■ **GIVEN ENTRIES**:
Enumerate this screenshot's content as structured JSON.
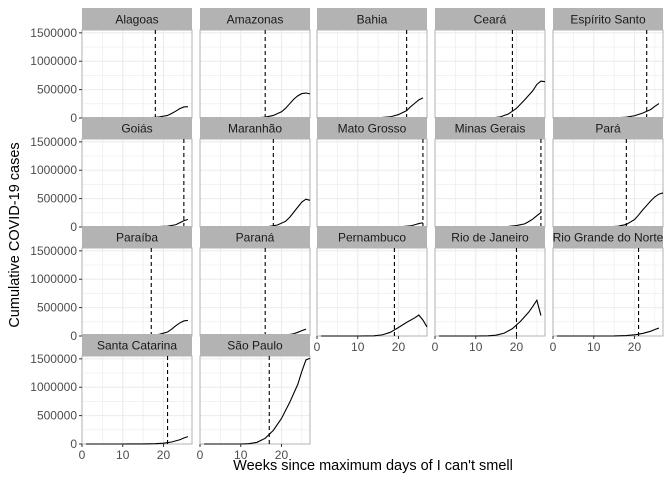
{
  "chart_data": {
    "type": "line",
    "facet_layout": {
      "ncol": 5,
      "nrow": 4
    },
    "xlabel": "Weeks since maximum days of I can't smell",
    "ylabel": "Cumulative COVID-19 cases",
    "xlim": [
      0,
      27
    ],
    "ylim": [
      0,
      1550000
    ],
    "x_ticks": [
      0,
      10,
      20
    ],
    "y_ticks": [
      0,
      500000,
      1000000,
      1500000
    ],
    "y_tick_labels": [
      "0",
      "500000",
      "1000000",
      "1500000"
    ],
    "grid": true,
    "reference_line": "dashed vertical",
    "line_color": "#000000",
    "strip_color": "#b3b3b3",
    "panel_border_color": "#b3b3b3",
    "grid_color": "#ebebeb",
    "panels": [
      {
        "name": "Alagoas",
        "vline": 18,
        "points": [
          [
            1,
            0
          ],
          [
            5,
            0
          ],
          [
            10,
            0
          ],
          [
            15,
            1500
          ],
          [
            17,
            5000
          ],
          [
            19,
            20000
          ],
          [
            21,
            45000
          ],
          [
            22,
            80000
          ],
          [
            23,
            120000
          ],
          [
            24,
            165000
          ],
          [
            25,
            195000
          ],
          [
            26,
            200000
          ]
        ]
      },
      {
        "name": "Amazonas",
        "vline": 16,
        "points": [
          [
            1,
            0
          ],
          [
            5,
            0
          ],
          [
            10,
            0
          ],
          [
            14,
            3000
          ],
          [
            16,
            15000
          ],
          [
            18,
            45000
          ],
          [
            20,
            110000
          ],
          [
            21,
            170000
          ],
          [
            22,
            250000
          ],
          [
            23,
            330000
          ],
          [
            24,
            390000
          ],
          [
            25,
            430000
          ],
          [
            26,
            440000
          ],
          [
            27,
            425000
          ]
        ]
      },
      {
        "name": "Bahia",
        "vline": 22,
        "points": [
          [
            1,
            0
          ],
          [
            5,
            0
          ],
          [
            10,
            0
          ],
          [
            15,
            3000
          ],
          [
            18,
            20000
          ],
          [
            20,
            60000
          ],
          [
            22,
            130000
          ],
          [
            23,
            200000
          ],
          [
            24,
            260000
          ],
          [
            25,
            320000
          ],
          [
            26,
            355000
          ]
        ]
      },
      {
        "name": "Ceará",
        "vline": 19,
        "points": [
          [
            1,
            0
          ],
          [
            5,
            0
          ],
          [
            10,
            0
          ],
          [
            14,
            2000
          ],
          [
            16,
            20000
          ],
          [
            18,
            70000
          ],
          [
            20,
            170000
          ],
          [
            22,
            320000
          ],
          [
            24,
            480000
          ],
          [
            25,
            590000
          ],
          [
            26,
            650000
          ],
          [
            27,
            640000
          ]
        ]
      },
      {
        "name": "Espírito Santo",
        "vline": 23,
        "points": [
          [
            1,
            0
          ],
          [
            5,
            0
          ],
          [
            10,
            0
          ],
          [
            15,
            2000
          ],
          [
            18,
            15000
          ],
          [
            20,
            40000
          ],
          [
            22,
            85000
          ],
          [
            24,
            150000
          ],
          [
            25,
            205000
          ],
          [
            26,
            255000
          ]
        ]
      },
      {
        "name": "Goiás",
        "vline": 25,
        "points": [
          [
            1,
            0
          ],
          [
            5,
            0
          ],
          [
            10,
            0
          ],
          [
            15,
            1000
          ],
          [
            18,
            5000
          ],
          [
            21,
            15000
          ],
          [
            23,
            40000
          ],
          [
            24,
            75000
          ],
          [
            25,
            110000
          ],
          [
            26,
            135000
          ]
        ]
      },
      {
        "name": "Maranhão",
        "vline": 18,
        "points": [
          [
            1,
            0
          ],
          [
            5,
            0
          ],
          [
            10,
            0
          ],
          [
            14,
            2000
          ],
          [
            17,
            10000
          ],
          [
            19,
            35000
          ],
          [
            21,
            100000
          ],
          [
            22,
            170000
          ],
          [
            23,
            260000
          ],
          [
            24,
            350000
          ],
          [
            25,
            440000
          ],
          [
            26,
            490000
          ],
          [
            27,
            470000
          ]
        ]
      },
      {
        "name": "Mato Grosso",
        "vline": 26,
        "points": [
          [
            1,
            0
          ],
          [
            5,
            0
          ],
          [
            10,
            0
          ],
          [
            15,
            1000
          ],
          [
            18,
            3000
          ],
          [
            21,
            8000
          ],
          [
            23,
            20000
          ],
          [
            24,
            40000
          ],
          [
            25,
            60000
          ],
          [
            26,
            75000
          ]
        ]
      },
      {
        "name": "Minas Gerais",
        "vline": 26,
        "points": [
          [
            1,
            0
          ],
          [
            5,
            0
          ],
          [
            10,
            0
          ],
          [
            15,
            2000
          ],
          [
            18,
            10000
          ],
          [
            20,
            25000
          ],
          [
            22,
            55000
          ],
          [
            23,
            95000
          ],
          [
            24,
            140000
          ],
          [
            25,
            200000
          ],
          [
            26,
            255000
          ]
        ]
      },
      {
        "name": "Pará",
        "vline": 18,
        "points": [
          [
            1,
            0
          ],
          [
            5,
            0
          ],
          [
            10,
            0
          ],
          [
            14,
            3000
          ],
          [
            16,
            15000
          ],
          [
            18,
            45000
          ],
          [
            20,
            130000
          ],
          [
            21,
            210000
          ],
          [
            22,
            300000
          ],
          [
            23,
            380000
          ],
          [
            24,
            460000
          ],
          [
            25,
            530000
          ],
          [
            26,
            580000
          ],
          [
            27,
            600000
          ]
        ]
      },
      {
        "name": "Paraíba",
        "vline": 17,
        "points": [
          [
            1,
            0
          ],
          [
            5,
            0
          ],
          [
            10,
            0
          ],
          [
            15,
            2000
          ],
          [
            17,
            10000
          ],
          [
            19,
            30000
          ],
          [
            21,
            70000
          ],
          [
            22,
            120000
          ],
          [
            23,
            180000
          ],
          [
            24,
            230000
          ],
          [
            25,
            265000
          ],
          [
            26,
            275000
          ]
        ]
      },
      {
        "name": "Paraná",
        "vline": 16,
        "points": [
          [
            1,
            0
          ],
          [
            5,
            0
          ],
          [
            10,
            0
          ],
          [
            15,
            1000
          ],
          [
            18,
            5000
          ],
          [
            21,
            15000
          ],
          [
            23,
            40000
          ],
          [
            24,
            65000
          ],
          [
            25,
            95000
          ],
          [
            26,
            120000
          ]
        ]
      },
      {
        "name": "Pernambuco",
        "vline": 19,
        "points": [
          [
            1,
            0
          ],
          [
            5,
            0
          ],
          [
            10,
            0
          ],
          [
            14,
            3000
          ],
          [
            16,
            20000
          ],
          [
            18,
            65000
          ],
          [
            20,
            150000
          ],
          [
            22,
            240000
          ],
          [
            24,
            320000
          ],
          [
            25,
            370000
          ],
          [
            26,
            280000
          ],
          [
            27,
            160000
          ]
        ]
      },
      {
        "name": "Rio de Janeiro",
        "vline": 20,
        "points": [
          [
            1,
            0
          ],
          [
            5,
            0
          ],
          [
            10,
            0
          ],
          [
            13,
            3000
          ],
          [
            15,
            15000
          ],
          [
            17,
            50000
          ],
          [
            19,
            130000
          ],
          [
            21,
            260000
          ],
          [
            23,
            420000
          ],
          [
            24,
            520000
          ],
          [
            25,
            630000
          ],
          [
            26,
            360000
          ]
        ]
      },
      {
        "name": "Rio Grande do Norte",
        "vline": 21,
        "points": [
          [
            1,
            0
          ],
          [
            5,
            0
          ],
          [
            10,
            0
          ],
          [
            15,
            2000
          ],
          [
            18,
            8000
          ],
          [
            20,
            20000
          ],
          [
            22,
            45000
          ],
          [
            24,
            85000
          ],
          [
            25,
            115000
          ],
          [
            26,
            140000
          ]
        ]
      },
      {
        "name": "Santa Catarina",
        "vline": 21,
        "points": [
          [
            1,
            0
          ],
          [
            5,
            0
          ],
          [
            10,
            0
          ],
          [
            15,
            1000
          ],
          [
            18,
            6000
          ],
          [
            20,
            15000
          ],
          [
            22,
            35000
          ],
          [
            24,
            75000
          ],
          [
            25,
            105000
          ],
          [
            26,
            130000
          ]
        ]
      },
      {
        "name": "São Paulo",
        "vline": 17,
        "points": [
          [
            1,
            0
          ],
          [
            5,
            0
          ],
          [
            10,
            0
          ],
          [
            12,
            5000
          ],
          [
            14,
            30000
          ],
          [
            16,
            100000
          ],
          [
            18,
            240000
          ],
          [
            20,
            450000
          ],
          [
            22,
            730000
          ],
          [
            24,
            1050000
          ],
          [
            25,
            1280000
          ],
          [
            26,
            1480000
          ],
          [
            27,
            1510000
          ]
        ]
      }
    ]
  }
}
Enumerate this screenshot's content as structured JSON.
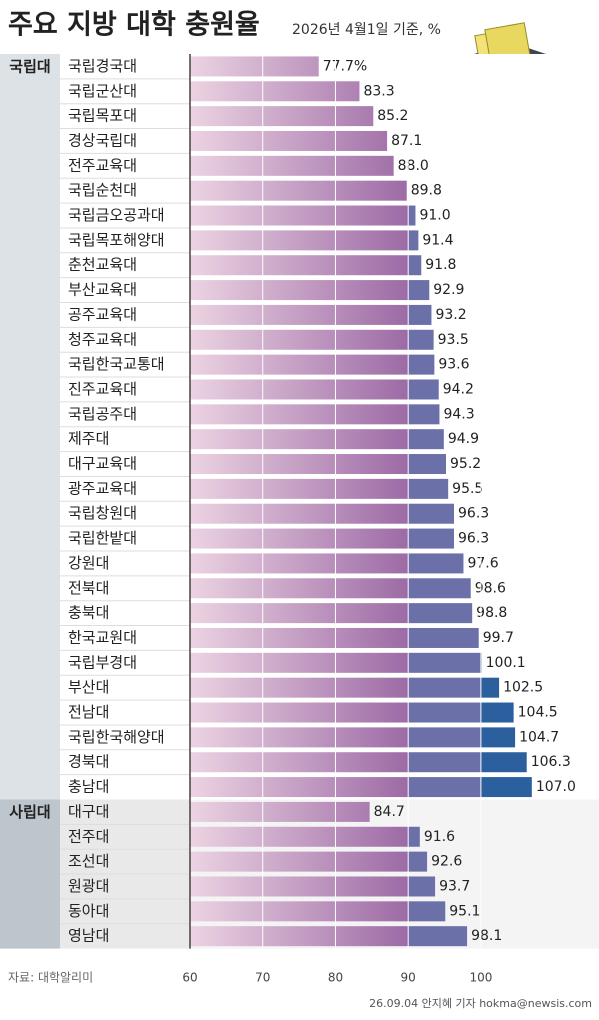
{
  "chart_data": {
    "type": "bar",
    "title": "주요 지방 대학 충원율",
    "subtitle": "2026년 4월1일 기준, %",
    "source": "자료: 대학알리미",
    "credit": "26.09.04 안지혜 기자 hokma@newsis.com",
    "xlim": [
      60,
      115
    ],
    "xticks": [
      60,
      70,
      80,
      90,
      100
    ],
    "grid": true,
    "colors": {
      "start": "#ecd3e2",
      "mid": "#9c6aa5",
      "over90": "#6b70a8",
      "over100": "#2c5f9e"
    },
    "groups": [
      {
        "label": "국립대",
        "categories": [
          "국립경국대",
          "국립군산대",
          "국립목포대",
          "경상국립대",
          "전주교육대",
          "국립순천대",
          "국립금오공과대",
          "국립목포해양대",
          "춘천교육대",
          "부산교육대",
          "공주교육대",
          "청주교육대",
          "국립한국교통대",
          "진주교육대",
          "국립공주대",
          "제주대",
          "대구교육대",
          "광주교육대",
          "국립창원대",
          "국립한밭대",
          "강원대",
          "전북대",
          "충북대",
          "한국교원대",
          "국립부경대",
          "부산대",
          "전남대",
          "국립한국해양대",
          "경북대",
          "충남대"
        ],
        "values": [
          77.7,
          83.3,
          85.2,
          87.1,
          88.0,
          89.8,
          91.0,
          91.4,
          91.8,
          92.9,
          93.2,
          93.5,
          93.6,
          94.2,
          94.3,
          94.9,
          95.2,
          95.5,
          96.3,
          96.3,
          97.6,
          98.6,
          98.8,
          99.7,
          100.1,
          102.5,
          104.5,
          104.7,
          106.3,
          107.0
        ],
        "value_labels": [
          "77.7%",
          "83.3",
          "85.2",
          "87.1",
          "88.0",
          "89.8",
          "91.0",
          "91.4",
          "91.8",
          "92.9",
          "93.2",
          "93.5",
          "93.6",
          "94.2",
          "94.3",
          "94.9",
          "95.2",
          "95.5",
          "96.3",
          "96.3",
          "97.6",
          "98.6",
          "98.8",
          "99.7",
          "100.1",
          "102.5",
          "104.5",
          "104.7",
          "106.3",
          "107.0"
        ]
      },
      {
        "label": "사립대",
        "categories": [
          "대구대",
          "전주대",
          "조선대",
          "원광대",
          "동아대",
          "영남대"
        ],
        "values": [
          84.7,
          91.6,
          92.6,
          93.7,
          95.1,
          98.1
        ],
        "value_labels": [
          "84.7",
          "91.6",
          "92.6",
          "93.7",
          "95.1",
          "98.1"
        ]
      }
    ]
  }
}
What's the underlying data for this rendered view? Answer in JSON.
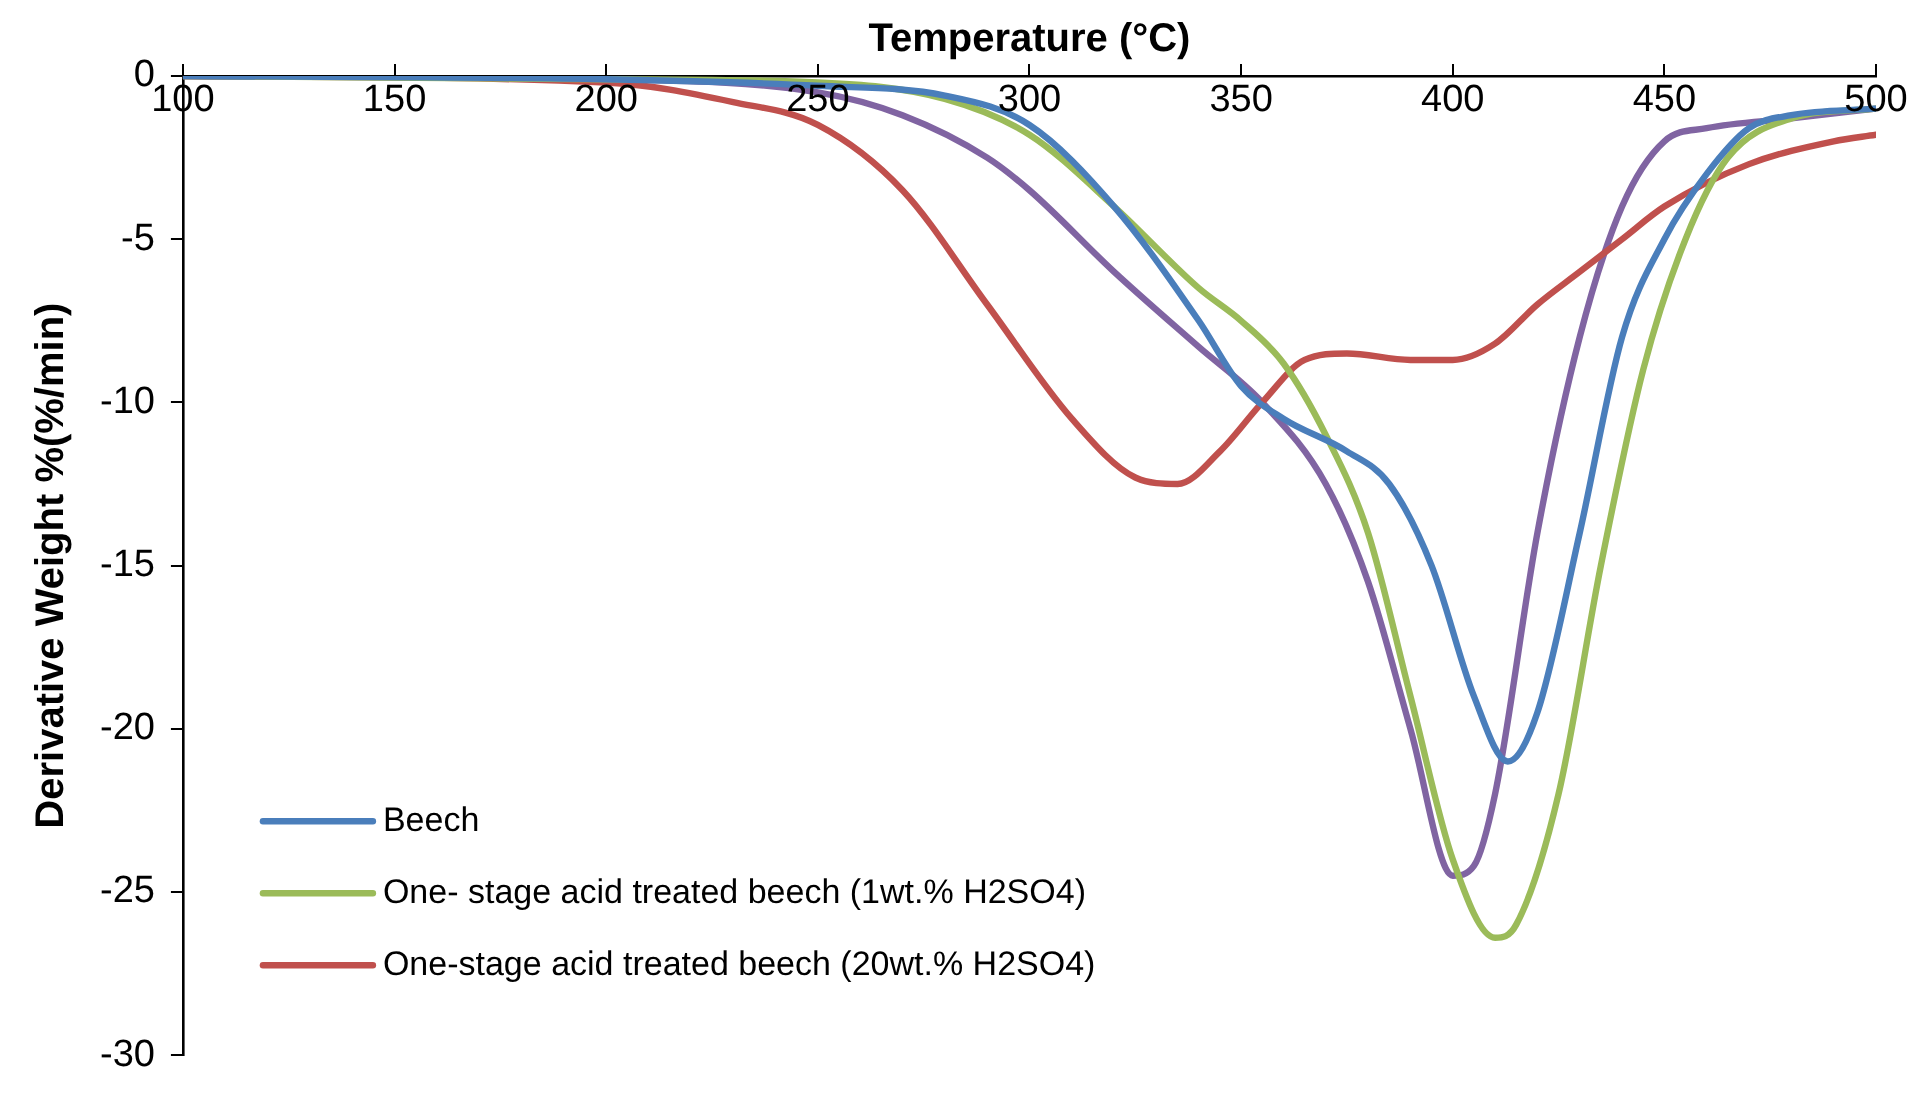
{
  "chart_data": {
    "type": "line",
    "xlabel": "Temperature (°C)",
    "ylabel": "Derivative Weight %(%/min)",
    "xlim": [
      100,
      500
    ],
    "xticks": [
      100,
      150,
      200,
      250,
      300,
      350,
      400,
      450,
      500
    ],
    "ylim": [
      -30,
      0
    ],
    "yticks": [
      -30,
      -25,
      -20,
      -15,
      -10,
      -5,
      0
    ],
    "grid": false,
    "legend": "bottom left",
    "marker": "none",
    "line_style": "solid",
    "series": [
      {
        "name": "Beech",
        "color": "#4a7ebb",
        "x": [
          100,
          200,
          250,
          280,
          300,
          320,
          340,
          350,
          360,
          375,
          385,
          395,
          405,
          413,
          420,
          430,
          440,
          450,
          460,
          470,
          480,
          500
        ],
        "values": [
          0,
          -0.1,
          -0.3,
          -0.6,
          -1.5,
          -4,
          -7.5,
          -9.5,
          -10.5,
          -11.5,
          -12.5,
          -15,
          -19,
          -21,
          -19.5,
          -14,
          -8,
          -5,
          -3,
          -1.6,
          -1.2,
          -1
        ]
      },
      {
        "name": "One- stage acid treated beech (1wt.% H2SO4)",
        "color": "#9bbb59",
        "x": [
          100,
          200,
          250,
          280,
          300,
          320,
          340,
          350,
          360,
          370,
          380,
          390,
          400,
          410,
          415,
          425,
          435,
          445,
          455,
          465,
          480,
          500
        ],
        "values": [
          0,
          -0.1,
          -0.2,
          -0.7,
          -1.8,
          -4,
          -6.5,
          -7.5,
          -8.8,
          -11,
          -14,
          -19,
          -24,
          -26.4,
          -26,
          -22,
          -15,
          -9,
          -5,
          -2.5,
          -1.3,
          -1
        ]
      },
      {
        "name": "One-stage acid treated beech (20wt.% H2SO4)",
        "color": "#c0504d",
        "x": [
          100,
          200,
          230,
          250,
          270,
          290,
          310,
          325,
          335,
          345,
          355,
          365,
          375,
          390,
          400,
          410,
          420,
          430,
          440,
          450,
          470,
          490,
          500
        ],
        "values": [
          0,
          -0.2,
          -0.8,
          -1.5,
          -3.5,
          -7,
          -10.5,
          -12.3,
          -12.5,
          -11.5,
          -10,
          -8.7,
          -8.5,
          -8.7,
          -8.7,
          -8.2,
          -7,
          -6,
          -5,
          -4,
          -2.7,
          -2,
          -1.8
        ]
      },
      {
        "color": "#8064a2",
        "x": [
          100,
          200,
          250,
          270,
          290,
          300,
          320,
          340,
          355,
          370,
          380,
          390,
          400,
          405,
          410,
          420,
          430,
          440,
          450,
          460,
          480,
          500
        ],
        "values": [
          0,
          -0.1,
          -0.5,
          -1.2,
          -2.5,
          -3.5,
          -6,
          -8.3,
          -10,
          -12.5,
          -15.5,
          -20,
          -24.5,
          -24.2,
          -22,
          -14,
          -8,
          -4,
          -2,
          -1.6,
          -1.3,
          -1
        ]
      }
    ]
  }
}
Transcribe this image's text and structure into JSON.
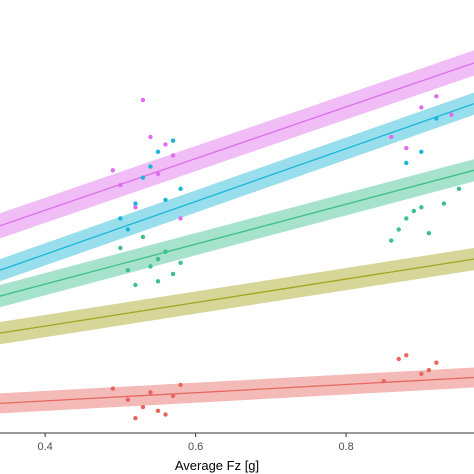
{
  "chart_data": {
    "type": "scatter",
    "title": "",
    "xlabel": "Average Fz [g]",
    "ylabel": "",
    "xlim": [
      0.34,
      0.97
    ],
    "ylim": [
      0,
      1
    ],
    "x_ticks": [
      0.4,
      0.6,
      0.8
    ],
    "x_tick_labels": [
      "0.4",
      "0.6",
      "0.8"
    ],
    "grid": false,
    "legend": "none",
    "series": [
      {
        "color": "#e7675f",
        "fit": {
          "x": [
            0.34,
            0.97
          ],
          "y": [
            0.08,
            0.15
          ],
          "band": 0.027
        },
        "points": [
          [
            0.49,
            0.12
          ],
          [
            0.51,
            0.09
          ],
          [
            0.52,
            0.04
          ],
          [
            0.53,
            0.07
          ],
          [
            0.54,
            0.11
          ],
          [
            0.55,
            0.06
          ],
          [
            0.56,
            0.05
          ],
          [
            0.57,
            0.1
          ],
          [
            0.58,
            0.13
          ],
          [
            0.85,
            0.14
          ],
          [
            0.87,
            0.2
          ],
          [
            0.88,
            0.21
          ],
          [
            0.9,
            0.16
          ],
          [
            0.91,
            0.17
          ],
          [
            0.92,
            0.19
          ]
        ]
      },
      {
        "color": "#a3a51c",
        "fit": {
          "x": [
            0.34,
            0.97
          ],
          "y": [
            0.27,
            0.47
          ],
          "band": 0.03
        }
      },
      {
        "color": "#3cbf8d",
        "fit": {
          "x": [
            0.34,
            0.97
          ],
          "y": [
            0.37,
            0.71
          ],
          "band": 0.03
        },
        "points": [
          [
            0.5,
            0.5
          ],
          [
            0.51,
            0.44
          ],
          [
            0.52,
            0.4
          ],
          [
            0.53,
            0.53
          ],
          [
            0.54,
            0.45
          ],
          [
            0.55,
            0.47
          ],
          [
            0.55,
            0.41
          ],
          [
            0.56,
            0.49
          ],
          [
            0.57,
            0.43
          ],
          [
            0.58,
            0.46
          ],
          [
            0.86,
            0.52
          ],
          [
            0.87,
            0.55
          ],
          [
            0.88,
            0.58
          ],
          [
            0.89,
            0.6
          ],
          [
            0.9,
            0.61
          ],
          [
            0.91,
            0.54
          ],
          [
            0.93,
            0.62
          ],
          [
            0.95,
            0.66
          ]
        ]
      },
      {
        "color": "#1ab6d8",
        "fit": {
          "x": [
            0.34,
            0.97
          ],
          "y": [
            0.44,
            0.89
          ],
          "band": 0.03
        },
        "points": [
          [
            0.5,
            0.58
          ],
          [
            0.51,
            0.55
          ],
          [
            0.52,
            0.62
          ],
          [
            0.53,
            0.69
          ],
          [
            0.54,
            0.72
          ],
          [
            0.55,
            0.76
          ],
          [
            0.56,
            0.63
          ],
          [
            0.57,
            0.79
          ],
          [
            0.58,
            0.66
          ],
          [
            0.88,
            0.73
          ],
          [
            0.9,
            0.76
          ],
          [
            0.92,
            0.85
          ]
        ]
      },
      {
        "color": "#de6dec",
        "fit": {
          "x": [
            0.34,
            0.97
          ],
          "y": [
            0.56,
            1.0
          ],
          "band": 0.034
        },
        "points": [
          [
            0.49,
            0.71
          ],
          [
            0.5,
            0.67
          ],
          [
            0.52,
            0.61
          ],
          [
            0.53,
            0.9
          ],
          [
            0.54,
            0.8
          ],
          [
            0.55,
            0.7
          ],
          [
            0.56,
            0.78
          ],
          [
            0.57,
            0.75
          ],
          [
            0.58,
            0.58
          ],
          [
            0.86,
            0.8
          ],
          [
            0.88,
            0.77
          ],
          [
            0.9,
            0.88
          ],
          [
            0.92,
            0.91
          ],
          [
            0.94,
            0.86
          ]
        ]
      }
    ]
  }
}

■ **WHAT YOU SHOULD DO**:
How many lines of the listing above include the word "treated"? State the number and nothing else.

■ **WRITTEN RESPONSE**:
2